(Dataset items)
start

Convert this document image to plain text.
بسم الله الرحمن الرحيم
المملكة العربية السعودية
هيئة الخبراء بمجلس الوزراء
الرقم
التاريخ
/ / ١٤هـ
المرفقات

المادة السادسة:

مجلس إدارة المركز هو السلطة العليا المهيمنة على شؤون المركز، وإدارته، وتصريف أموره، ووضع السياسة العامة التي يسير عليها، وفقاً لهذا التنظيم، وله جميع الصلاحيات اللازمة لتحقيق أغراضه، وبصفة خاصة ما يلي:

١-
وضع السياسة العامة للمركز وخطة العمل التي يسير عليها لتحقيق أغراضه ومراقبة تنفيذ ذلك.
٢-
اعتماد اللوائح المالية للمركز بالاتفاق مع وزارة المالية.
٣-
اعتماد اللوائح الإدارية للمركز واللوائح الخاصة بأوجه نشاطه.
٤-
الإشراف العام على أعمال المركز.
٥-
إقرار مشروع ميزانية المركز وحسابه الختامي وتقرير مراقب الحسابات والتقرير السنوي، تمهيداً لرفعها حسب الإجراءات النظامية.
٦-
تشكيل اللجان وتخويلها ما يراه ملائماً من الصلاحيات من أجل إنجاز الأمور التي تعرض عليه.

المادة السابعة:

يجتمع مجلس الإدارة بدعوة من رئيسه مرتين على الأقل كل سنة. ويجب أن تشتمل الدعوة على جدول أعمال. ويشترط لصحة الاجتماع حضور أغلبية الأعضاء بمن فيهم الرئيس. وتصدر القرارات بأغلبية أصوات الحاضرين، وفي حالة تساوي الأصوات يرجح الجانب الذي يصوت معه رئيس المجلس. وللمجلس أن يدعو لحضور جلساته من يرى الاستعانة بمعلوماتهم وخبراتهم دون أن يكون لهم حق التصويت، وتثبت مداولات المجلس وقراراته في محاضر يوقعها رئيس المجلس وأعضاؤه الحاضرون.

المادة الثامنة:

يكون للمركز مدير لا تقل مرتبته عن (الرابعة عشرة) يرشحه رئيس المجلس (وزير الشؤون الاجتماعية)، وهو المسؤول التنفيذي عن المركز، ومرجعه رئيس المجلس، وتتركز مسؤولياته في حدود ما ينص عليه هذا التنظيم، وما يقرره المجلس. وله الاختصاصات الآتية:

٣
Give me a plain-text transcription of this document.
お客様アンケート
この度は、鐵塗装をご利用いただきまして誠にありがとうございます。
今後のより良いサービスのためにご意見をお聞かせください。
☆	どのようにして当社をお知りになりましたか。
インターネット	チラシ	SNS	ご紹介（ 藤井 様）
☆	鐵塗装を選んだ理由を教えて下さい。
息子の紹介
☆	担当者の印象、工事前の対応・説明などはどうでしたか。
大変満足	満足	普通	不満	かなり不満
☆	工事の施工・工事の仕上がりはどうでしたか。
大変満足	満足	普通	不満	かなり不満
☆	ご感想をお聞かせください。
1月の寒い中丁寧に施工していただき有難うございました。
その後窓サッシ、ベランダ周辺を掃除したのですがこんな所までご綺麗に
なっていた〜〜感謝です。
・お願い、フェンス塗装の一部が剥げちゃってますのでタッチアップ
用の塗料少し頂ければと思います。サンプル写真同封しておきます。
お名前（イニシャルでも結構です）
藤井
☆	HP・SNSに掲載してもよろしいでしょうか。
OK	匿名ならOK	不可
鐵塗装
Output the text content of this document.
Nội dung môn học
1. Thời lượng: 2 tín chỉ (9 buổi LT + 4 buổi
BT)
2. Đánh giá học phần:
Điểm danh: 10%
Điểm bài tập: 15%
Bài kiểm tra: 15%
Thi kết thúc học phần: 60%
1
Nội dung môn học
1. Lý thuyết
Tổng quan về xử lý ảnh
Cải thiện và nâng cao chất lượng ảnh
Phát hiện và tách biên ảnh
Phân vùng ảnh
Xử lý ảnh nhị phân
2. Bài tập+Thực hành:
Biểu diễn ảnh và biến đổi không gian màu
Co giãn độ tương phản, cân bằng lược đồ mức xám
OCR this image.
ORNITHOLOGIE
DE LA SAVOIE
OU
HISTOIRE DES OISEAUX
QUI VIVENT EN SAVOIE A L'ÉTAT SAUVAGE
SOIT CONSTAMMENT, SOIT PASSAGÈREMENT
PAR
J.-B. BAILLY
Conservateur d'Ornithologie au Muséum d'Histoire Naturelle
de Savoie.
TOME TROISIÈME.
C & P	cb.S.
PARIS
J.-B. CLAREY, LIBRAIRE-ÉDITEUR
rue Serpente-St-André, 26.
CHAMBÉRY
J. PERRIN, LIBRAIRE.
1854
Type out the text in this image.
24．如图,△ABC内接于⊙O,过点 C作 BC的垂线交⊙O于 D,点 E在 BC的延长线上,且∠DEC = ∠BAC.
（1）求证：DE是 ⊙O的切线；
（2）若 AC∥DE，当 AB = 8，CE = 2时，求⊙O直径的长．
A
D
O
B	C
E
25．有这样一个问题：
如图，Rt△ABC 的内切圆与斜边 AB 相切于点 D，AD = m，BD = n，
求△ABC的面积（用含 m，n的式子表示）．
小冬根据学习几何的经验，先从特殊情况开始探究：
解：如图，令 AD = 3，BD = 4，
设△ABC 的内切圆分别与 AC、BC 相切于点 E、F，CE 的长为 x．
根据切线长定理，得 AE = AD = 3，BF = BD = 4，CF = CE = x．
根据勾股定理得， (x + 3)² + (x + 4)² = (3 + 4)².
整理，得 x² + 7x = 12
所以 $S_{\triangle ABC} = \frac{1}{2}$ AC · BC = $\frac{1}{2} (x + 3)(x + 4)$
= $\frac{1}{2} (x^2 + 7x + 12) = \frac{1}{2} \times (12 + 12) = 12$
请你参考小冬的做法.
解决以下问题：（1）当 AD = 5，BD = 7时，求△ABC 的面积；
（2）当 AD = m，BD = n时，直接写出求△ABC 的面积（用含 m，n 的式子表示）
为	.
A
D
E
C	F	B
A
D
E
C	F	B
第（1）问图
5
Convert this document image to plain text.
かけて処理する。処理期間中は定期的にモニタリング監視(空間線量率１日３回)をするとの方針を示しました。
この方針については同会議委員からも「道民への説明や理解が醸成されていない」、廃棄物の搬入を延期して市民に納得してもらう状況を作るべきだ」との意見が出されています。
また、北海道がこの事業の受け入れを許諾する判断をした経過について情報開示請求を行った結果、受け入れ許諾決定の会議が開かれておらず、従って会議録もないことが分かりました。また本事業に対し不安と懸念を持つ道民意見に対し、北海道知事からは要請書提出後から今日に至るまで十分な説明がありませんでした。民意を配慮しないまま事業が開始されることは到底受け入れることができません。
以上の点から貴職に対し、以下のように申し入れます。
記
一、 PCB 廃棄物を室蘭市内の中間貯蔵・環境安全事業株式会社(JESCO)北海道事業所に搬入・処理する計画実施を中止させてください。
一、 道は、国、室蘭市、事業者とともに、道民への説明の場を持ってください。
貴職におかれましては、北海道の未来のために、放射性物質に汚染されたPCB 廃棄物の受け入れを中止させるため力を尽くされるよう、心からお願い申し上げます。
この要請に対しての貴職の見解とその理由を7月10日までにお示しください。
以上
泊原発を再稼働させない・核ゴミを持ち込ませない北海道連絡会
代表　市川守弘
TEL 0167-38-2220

end

Of the lines above, copy each that contains "lượng".

1. Thời lượng: 2 tín chỉ (9 buổi LT + 4 buổi
Cải thiện và nâng cao chất lượng ảnh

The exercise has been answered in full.